### Material provided
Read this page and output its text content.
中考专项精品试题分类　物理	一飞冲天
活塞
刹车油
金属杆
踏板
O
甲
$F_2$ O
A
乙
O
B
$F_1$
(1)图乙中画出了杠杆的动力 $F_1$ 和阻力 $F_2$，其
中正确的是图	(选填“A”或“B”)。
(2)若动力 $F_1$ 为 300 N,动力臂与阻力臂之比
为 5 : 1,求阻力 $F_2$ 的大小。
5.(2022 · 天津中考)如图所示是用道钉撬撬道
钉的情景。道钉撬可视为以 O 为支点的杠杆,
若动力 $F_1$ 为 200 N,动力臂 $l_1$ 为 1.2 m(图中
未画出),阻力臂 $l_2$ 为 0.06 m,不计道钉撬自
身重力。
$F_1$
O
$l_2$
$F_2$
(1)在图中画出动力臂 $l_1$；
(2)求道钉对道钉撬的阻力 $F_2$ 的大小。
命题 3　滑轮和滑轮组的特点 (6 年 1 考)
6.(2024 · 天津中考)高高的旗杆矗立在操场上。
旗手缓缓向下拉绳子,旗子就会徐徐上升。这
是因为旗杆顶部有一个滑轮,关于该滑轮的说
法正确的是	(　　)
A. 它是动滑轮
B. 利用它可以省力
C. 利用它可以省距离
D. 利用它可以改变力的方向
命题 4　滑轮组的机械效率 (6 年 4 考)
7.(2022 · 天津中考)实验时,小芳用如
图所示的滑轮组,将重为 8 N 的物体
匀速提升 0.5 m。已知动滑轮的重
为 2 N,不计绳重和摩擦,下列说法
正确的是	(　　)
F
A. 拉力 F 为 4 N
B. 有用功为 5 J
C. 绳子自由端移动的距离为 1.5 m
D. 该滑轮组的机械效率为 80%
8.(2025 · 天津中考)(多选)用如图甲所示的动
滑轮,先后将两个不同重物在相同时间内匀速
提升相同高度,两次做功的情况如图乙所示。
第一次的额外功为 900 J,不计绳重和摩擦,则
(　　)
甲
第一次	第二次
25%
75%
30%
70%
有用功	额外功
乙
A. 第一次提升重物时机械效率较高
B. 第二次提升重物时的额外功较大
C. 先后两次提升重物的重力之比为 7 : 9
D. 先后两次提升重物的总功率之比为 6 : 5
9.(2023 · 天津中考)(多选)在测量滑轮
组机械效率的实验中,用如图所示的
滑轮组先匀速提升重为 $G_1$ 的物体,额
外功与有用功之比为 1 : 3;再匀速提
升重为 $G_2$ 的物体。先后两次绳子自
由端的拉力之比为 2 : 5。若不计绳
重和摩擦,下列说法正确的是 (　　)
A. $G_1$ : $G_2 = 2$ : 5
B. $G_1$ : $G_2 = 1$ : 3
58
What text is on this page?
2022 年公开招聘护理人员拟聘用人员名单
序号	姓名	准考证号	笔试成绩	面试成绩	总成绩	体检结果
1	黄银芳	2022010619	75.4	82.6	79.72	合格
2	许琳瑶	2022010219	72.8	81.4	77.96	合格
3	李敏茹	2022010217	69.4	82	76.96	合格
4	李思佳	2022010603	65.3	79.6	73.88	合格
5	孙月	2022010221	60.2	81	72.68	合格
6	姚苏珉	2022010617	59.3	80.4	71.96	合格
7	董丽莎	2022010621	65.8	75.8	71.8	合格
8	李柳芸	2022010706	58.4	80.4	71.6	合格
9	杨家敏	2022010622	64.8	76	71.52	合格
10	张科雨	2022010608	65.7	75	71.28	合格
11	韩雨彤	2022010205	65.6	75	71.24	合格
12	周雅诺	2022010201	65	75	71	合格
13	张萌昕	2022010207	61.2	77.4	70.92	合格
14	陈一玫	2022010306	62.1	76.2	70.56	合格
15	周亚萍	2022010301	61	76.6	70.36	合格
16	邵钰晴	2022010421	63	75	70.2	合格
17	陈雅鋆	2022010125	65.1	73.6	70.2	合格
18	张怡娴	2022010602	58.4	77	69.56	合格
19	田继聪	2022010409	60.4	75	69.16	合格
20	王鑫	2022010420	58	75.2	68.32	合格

### Objective
Make an exact copy of the listing, including every line.

### Task output
Read this page and output its text content.
中考专项精品试题分类　物理	一飞冲天
活塞
刹车油
金属杆
踏板
O
甲
$F_2$ O
A
乙
O
B
$F_1$
(1)图乙中画出了杠杆的动力 $F_1$ 和阻力 $F_2$，其
中正确的是图	(选填“A”或“B”)。
(2)若动力 $F_1$ 为 300 N,动力臂与阻力臂之比
为 5 : 1,求阻力 $F_2$ 的大小。
5.(2022 · 天津中考)如图所示是用道钉撬撬道
钉的情景。道钉撬可视为以 O 为支点的杠杆,
若动力 $F_1$ 为 200 N,动力臂 $l_1$ 为 1.2 m(图中
未画出),阻力臂 $l_2$ 为 0.06 m,不计道钉撬自
身重力。
$F_1$
O
$l_2$
$F_2$
(1)在图中画出动力臂 $l_1$；
(2)求道钉对道钉撬的阻力 $F_2$ 的大小。
命题 3　滑轮和滑轮组的特点 (6 年 1 考)
6.(2024 · 天津中考)高高的旗杆矗立在操场上。
旗手缓缓向下拉绳子,旗子就会徐徐上升。这
是因为旗杆顶部有一个滑轮,关于该滑轮的说
法正确的是	(　　)
A. 它是动滑轮
B. 利用它可以省力
C. 利用它可以省距离
D. 利用它可以改变力的方向
命题 4　滑轮组的机械效率 (6 年 4 考)
7.(2022 · 天津中考)实验时,小芳用如
图所示的滑轮组,将重为 8 N 的物体
匀速提升 0.5 m。已知动滑轮的重
为 2 N,不计绳重和摩擦,下列说法
正确的是	(　　)
F
A. 拉力 F 为 4 N
B. 有用功为 5 J
C. 绳子自由端移动的距离为 1.5 m
D. 该滑轮组的机械效率为 80%
8.(2025 · 天津中考)(多选)用如图甲所示的动
滑轮,先后将两个不同重物在相同时间内匀速
提升相同高度,两次做功的情况如图乙所示。
第一次的额外功为 900 J,不计绳重和摩擦,则
(　　)
甲
第一次	第二次
25%
75%
30%
70%
有用功	额外功
乙
A. 第一次提升重物时机械效率较高
B. 第二次提升重物时的额外功较大
C. 先后两次提升重物的重力之比为 7 : 9
D. 先后两次提升重物的总功率之比为 6 : 5
9.(2023 · 天津中考)(多选)在测量滑轮
组机械效率的实验中,用如图所示的
滑轮组先匀速提升重为 $G_1$ 的物体,额
外功与有用功之比为 1 : 3;再匀速提
升重为 $G_2$ 的物体。先后两次绳子自
由端的拉力之比为 2 : 5。若不计绳
重和摩擦,下列说法正确的是 (　　)
A. $G_1$ : $G_2 = 2$ : 5
B. $G_1$ : $G_2 = 1$ : 3
58
What text is on this page?
2022 年公开招聘护理人员拟聘用人员名单
序号	姓名	准考证号	笔试成绩	面试成绩	总成绩	体检结果
1	黄银芳	2022010619	75.4	82.6	79.72	合格
2	许琳瑶	2022010219	72.8	81.4	77.96	合格
3	李敏茹	2022010217	69.4	82	76.96	合格
4	李思佳	2022010603	65.3	79.6	73.88	合格
5	孙月	2022010221	60.2	81	72.68	合格
6	姚苏珉	2022010617	59.3	80.4	71.96	合格
7	董丽莎	2022010621	65.8	75.8	71.8	合格
8	李柳芸	2022010706	58.4	80.4	71.6	合格
9	杨家敏	2022010622	64.8	76	71.52	合格
10	张科雨	2022010608	65.7	75	71.28	合格
11	韩雨彤	2022010205	65.6	75	71.24	合格
12	周雅诺	2022010201	65	75	71	合格
13	张萌昕	2022010207	61.2	77.4	70.92	合格
14	陈一玫	2022010306	62.1	76.2	70.56	合格
15	周亚萍	2022010301	61	76.6	70.36	合格
16	邵钰晴	2022010421	63	75	70.2	合格
17	陈雅鋆	2022010125	65.1	73.6	70.2	合格
18	张怡娴	2022010602	58.4	77	69.56	合格
19	田继聪	2022010409	60.4	75	69.16	合格
20	王鑫	2022010420	58	75.2	68.32	合格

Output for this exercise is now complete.